Set exercise: Records follow. Select each line holding "Hours".

━━━━━━━━

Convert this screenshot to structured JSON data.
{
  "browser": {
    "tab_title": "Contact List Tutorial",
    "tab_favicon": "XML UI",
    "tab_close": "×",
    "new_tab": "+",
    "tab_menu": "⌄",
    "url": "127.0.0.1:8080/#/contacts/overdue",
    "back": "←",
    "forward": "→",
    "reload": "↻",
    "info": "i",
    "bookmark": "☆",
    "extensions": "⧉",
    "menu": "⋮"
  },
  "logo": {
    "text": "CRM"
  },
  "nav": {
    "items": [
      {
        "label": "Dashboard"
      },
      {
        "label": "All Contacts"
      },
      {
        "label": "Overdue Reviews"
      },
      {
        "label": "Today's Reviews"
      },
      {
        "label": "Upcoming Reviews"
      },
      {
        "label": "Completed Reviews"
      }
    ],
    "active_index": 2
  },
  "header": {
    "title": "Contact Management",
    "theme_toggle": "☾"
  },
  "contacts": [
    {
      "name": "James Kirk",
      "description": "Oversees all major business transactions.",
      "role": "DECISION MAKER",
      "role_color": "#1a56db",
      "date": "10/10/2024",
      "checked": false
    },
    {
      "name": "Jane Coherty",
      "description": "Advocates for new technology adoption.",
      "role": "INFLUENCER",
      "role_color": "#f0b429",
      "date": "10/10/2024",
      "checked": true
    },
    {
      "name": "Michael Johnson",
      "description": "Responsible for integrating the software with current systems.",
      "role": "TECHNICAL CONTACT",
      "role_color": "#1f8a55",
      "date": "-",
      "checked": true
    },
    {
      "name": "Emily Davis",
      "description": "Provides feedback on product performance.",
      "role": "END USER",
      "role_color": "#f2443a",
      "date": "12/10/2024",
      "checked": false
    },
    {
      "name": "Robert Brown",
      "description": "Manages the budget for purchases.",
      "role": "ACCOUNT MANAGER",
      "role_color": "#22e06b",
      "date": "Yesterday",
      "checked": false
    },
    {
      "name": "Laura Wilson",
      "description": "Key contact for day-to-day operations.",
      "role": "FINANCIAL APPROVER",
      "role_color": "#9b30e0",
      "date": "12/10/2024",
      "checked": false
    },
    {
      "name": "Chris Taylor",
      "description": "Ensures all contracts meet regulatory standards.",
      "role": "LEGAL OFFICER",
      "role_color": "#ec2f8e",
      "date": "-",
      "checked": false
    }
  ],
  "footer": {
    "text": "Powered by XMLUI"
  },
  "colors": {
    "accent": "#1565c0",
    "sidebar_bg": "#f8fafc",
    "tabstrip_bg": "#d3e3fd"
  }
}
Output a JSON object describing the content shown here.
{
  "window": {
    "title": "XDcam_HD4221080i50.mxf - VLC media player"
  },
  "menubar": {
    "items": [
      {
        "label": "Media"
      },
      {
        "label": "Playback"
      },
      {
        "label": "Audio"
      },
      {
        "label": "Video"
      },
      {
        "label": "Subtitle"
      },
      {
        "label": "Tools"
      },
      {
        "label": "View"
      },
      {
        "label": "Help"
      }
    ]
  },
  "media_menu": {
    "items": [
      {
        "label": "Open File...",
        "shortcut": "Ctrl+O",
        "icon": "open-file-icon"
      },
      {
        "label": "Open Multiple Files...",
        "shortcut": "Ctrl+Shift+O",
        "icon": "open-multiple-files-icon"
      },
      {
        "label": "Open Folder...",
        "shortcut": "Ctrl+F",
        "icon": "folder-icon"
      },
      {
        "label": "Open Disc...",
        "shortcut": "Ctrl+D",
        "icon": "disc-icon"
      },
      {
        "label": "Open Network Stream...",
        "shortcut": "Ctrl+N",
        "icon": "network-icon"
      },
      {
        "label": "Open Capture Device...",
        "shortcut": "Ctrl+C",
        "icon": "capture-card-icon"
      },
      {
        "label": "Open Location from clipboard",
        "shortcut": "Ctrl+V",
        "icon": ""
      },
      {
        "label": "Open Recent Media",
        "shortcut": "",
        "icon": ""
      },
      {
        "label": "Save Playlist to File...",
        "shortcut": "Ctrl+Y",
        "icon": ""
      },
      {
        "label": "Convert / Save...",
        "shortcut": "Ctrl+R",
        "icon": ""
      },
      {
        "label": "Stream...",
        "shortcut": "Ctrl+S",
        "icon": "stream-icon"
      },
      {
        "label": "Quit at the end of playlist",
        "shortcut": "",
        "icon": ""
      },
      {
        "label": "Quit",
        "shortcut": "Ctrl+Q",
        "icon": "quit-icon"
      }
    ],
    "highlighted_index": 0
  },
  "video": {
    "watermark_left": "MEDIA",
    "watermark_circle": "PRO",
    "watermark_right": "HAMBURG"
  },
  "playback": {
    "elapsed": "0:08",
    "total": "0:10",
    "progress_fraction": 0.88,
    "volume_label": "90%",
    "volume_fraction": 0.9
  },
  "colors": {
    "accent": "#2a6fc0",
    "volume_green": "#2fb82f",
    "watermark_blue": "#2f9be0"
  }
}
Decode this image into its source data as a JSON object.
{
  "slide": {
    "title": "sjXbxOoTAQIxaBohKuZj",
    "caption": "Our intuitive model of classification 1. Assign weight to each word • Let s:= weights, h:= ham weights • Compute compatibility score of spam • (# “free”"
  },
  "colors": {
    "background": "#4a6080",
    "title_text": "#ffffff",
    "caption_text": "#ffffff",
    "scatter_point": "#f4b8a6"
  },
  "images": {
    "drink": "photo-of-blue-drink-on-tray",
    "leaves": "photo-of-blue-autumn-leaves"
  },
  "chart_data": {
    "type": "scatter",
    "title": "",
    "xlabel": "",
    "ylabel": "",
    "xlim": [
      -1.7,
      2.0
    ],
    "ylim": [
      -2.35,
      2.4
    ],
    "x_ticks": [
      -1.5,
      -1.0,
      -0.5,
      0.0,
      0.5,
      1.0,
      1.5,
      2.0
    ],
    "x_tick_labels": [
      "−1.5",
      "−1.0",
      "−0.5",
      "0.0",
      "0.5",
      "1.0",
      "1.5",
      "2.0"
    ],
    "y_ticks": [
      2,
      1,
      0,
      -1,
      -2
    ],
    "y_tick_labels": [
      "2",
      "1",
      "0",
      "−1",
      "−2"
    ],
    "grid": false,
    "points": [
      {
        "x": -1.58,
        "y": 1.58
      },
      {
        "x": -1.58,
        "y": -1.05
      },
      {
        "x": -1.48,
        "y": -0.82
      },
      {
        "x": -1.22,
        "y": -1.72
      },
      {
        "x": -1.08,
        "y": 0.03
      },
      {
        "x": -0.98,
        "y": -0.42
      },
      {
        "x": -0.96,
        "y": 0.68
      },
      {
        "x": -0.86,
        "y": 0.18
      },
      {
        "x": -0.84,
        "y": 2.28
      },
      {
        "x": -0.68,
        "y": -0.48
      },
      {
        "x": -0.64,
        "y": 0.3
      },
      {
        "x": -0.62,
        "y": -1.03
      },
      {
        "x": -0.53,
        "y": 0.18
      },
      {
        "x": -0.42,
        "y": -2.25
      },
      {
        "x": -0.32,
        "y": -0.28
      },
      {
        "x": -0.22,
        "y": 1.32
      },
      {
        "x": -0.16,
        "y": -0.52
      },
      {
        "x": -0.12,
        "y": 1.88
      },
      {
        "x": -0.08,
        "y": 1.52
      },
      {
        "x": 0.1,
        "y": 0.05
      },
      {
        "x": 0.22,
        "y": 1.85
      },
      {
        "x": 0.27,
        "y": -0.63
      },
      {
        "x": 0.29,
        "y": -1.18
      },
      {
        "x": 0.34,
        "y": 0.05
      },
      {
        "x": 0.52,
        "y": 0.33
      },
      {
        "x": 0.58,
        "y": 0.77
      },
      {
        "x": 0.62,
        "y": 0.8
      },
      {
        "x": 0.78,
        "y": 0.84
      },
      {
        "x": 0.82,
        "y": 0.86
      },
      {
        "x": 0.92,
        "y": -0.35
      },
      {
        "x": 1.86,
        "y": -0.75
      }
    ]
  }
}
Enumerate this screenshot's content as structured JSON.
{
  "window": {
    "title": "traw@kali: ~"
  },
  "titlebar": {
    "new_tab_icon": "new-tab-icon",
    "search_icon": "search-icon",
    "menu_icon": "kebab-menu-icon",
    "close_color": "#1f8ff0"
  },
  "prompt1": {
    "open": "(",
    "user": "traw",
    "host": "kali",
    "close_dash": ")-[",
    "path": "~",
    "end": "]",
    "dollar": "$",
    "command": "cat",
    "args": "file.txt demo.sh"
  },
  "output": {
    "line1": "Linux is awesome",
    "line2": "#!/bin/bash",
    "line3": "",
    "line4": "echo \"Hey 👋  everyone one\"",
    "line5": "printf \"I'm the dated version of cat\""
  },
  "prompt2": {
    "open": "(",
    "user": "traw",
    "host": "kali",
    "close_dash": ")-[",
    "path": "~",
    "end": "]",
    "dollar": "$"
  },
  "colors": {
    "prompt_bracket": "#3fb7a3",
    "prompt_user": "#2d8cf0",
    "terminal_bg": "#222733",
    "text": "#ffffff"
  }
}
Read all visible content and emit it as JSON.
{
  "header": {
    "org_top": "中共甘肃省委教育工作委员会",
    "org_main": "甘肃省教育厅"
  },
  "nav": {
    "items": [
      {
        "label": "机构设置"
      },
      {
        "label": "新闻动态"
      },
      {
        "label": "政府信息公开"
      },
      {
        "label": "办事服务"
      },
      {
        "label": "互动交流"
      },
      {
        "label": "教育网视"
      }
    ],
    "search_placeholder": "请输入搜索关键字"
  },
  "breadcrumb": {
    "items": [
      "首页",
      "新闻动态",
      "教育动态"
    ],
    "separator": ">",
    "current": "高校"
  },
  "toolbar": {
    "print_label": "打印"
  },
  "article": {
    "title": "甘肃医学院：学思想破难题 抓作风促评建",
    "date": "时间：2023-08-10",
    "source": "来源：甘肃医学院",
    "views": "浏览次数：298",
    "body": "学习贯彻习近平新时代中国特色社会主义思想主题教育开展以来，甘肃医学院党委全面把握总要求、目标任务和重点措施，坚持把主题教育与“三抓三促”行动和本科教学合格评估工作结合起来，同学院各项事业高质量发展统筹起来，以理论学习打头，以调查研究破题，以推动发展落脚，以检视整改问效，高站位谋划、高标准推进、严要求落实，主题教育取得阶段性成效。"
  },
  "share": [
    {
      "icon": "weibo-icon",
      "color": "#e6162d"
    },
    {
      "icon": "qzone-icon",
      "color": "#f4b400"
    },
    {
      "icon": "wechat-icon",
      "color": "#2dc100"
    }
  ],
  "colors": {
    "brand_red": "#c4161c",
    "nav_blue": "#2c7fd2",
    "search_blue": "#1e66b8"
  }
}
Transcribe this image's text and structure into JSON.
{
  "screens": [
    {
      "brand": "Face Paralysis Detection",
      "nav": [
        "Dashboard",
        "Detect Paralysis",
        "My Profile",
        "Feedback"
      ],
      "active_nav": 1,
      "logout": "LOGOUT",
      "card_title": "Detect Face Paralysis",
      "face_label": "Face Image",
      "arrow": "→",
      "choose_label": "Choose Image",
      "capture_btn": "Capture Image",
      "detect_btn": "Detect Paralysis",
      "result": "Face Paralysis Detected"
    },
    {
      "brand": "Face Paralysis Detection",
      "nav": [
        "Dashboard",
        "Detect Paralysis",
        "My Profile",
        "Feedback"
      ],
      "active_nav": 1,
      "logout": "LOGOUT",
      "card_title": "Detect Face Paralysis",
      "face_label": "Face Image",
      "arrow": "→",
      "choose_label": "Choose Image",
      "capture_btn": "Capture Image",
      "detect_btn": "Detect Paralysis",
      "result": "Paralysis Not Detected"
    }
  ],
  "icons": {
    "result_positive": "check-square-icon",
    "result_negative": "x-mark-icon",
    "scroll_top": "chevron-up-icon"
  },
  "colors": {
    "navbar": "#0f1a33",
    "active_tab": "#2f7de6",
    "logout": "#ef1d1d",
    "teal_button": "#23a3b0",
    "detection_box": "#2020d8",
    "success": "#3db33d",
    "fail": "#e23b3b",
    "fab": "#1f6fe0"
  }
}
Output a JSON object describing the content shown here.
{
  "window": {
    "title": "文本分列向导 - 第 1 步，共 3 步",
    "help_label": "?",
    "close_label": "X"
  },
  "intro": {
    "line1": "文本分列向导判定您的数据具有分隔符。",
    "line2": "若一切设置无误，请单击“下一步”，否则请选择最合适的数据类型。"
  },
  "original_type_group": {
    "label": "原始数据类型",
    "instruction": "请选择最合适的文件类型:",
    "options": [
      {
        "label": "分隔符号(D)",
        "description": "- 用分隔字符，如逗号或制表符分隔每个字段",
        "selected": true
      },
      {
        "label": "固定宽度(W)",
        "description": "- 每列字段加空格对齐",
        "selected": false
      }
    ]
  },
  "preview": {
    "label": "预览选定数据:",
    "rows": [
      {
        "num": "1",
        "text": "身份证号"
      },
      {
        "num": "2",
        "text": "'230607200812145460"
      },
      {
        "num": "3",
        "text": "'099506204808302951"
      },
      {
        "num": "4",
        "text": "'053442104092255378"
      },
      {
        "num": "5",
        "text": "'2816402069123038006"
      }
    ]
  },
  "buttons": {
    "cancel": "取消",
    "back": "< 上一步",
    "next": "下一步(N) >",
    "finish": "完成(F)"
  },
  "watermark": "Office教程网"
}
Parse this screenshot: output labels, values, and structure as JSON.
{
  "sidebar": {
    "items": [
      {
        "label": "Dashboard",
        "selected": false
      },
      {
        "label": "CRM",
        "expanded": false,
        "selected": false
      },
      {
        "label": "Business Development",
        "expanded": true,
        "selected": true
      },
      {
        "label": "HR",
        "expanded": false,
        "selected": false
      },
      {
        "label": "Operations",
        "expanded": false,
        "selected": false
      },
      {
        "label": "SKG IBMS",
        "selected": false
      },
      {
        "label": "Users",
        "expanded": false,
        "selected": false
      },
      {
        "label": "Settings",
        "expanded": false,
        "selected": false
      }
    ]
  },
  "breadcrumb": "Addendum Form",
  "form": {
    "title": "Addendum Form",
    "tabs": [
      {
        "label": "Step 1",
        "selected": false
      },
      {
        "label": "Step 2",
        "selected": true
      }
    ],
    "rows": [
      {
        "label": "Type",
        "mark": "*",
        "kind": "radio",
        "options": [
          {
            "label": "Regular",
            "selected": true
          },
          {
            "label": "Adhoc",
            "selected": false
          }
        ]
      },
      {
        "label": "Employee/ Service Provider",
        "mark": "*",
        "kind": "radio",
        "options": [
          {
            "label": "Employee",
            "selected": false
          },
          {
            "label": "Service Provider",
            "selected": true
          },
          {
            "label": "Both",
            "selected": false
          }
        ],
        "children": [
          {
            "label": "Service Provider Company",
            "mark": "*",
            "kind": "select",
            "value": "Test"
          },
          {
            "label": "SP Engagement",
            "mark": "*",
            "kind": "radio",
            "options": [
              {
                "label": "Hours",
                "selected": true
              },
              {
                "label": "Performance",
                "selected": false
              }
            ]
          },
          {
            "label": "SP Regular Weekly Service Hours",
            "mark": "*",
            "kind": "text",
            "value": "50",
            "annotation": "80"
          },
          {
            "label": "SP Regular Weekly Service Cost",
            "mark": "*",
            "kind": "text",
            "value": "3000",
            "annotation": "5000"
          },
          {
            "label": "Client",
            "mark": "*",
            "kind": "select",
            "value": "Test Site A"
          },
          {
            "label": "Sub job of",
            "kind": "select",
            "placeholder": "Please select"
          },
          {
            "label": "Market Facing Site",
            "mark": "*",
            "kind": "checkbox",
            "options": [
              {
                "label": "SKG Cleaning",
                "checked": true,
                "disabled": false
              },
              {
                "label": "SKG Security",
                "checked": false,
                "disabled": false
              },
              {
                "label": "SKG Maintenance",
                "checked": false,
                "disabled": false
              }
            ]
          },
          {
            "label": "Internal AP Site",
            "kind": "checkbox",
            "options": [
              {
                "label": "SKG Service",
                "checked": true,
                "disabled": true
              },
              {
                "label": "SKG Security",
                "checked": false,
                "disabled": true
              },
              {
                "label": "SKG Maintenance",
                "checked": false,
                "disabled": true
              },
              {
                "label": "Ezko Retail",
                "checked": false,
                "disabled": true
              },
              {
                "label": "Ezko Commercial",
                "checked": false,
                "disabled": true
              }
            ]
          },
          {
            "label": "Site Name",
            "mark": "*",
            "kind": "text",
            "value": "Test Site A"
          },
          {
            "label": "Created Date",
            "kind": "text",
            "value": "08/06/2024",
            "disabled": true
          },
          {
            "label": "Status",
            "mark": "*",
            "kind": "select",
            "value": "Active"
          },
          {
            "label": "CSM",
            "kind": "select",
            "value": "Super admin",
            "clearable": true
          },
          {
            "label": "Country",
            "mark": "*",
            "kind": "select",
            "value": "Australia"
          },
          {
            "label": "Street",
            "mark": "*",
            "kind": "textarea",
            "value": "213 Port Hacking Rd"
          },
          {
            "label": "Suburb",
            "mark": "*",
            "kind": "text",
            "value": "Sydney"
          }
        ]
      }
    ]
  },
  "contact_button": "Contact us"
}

━━━━━━━━

Problem solution:
                "label": "Hours",
            "label": "SP Regular Weekly Service Hours",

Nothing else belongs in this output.